Work through the data below and give the number of lines holding "Conta", nothing more.
-- start --
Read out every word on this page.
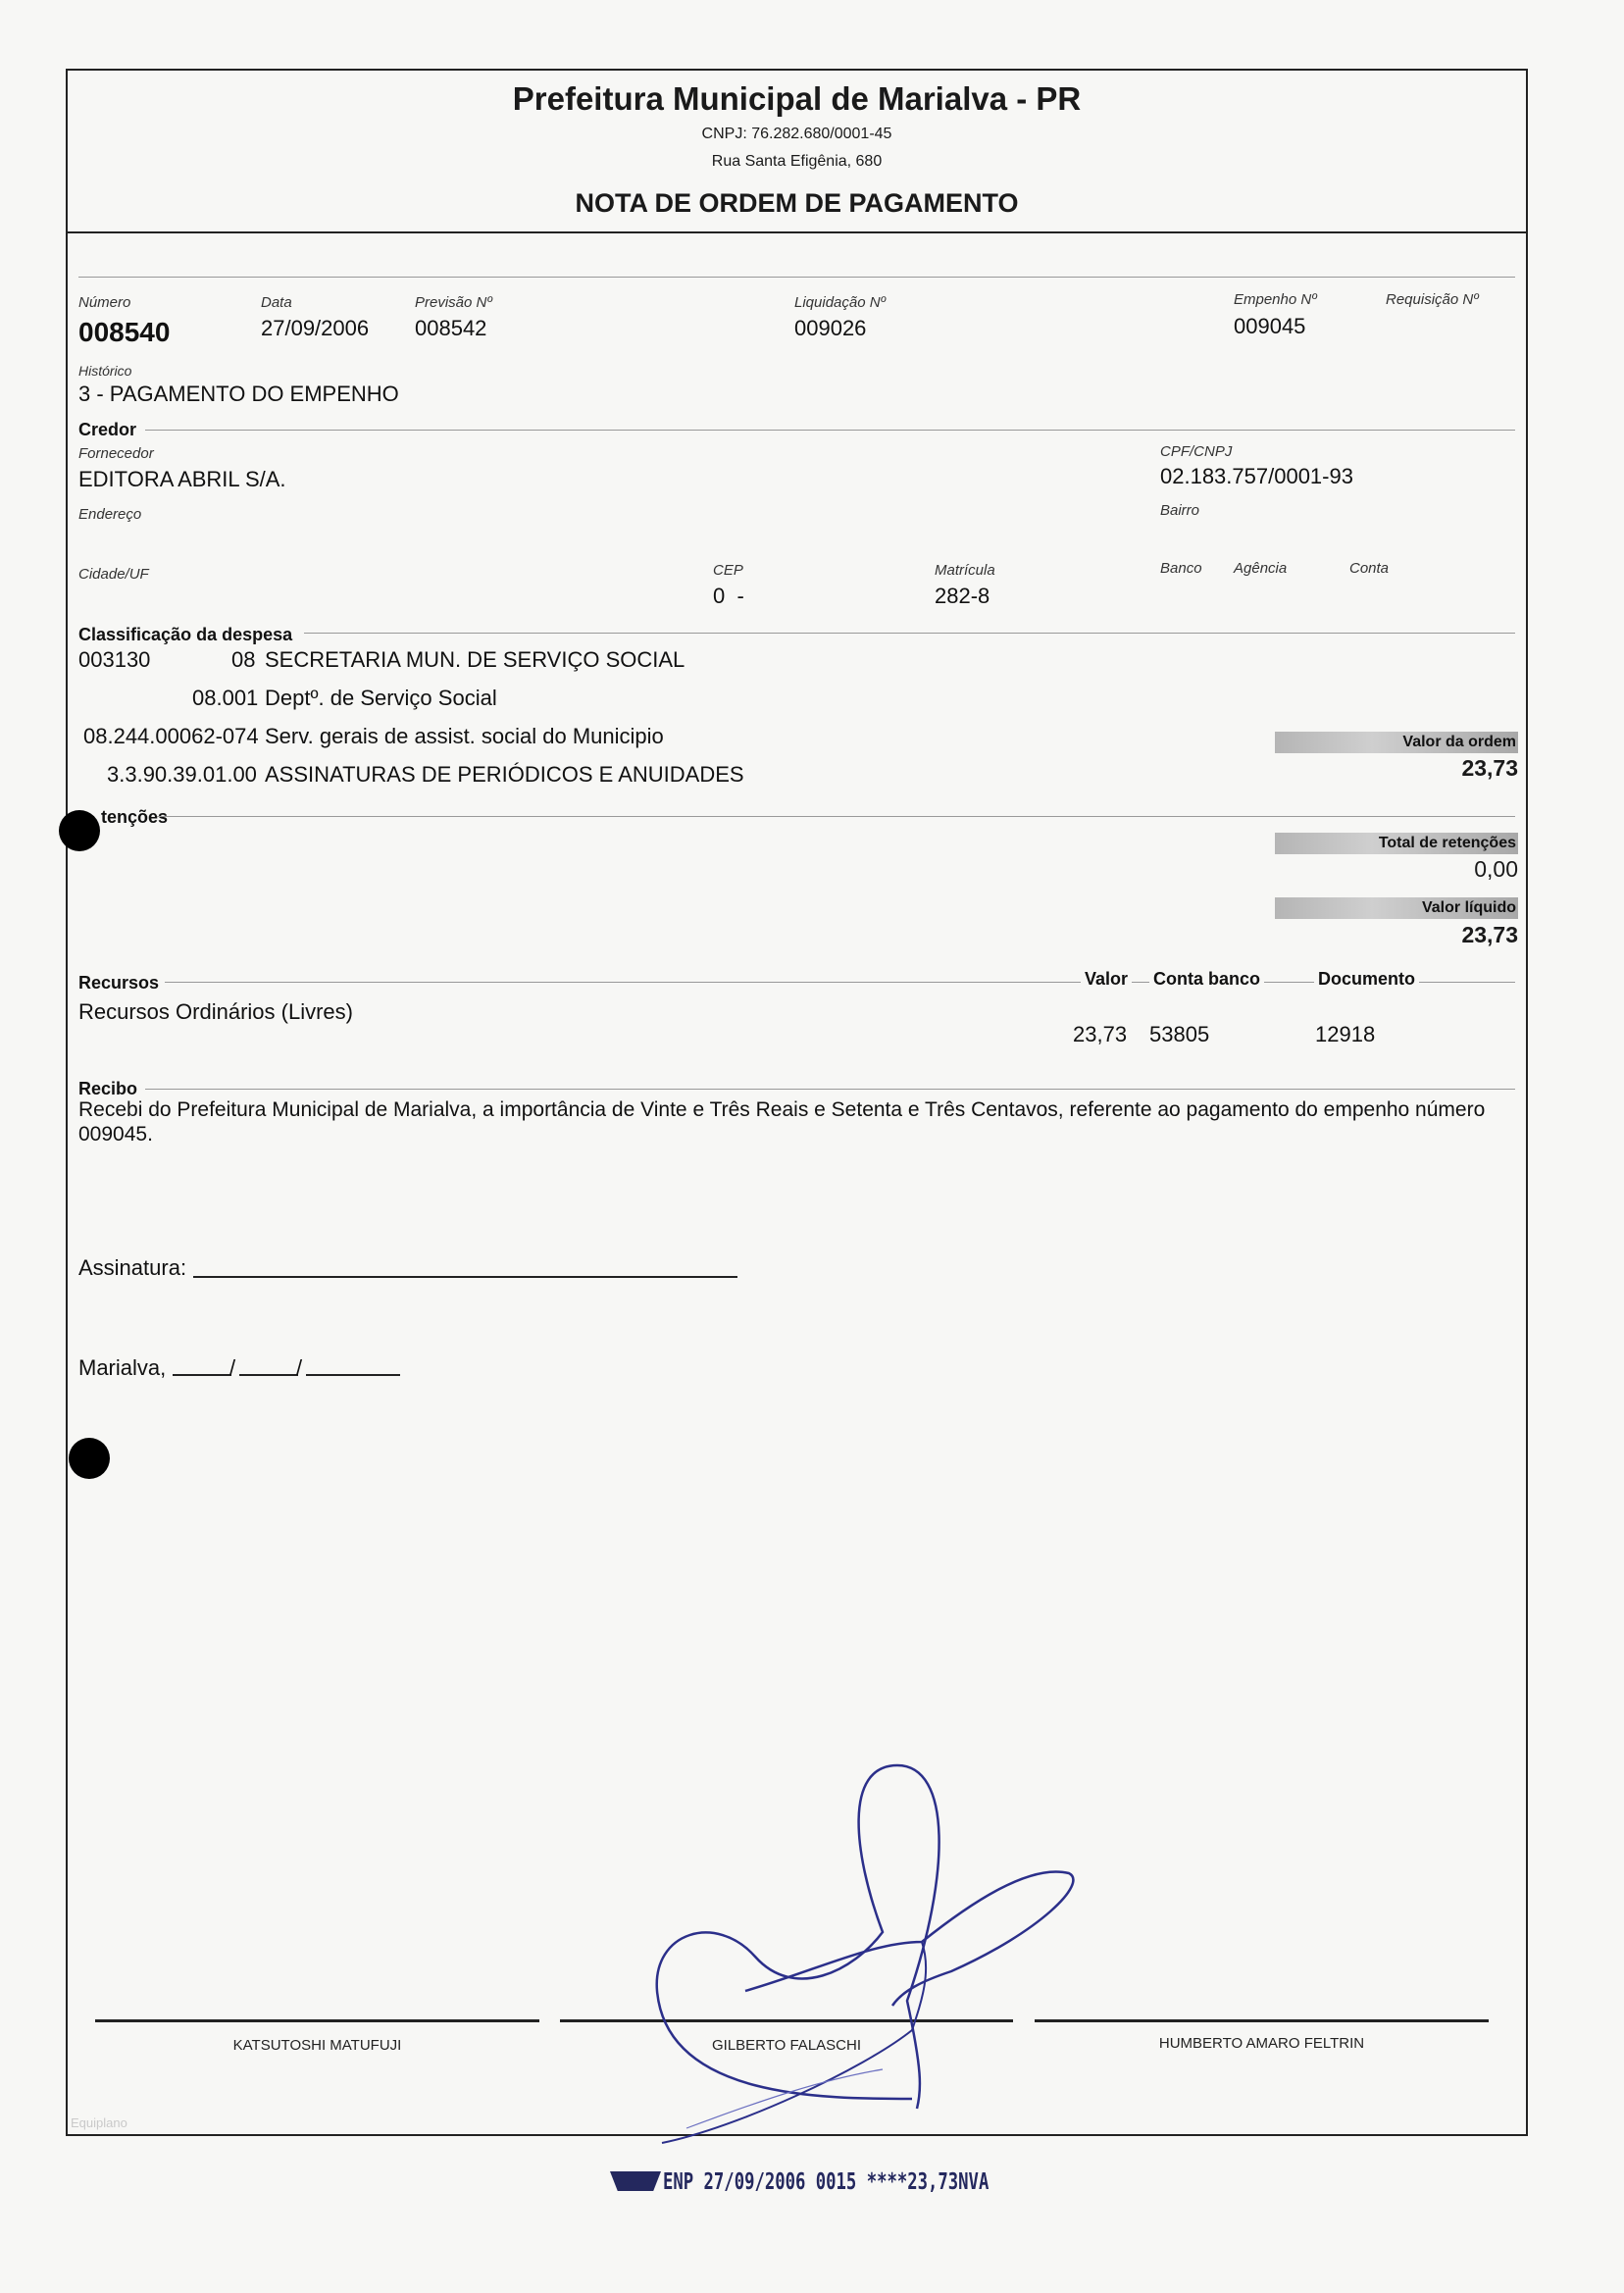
Prefeitura Municipal de Marialva - PR
CNPJ: 76.282.680/0001-45
Rua Santa Efigênia, 680
NOTA DE ORDEM DE PAGAMENTO
Número
008540
Data
27/09/2006
Previsão Nº
008542
Liquidação Nº
009026
Empenho Nº
009045
Requisição Nº
Histórico
3 - PAGAMENTO DO EMPENHO
Credor
Fornecedor
EDITORA ABRIL S/A.
CPF/CNPJ
02.183.757/0001-93
Endereço	Bairro
Cidade/UF	CEP
0  -
Matrícula
282-8
Banco Agência	Conta
Classificação da despesa
003130	08 SECRETARIA MUN. DE SERVIÇO SOCIAL
08.001 Deptº. de Serviço Social
08.244.00062-074 Serv. gerais de assist. social do Municipio
3.3.90.39.01.00 ASSINATURAS DE PERIÓDICOS E ANUIDADES
Valor da ordem
23,73
tenções
Total de retenções
0,00
Valor líquido
23,73
Recursos	Valor Conta banco	Documento
Recursos Ordinários (Livres)
23,73 53805	12918
Recibo
Recebi do Prefeitura Municipal de Marialva, a importância de Vinte e Três Reais e Setenta e Três Centavos, referente ao pagamento do empenho número 009045.
Assinatura:
Marialva,	/	/
KATSUTOSHI MATUFUJI	GILBERTO FALASCHI	HUMBERTO AMARO FELTRIN
Equiplano
ENP 27/09/2006 0015 ****23,73NVA
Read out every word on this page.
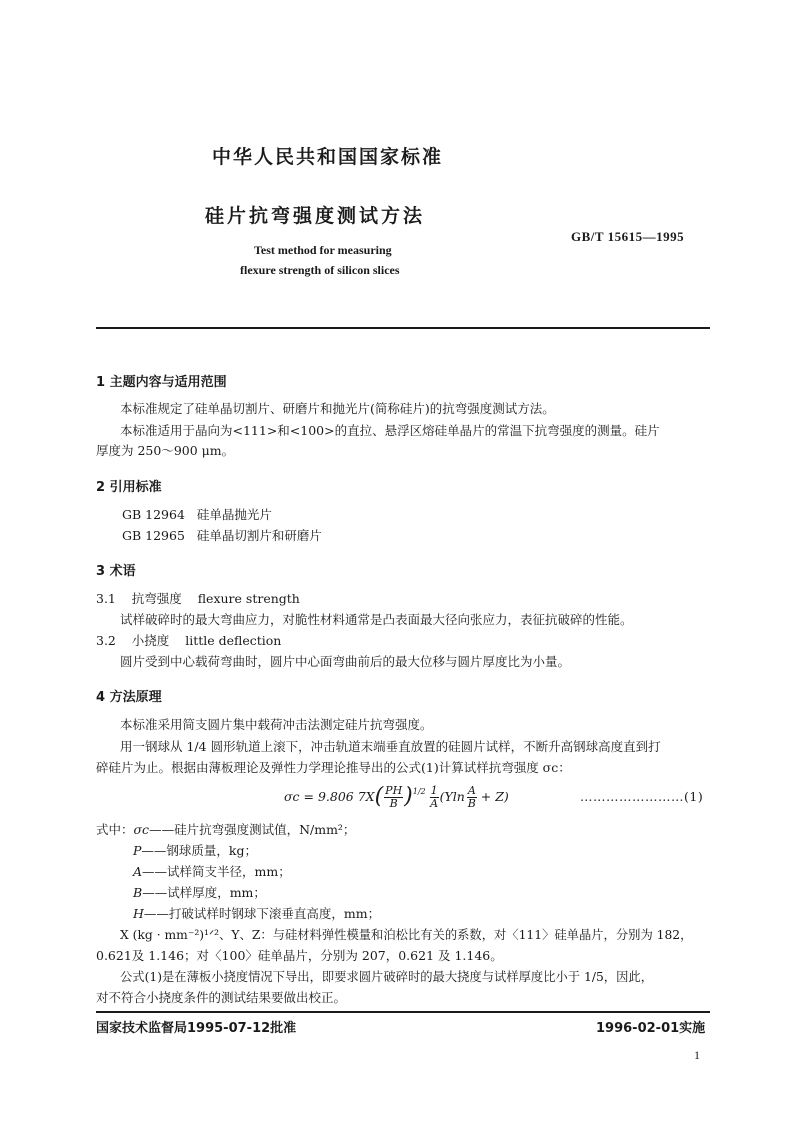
中华人民共和国国家标准
硅片抗弯强度测试方法
GB/T 15615—1995
Test method for measuring
flexure strength of silicon slices
1 主题内容与适用范围
本标准规定了硅单晶切割片、研磨片和抛光片(简称硅片)的抗弯强度测试方法。
本标准适用于晶向为<111>和<100>的直拉、悬浮区熔硅单晶片的常温下抗弯强度的测量。硅片
厚度为 250～900 μm。
2 引用标准
GB 12964 硅单晶抛光片
GB 12965 硅单晶切割片和研磨片
3 术语
3.1 抗弯强度 flexure strength
试样破碎时的最大弯曲应力，对脆性材料通常是凸表面最大径向张应力，表征抗破碎的性能。
3.2 小挠度 little deflection
圆片受到中心载荷弯曲时，圆片中心面弯曲前后的最大位移与圆片厚度比为小量。
4 方法原理
本标准采用简支圆片集中载荷冲击法测定硅片抗弯强度。
用一钢球从 1/4 圆形轨道上滚下，冲击轨道末端垂直放置的硅圆片试样，不断升高钢球高度直到打
碎硅片为止。根据由薄板理论及弹性力学理论推导出的公式(1)计算试样抗弯强度 σc：
σc = 9.806 7X ( $\frac{PH}{B} )^{1/2} \frac{1}{A} (Yln \frac{A}{B} + Z)$	……………………(1)
式中：σc——硅片抗弯强度测试值，N/mm²；
P——钢球质量，kg；
A——试样简支半径，mm；
B——试样厚度，mm；
H——打破试样时钢球下滚垂直高度，mm；
X (kg · mm⁻²)¹ᐟ²、Y、Z：与硅材料弹性模量和泊松比有关的系数，对〈111〉硅单晶片，分别为 182，
0.621及 1.146；对〈100〉硅单晶片，分别为 207，0.621 及 1.146。
公式(1)是在薄板小挠度情况下导出，即要求圆片破碎时的最大挠度与试样厚度比小于 1/5，因此，
对不符合小挠度条件的测试结果要做出校正。
国家技术监督局1995-07-12批准	1996-02-01实施
1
-- end --
■ SOLUTION TO THE EXERCISE: 2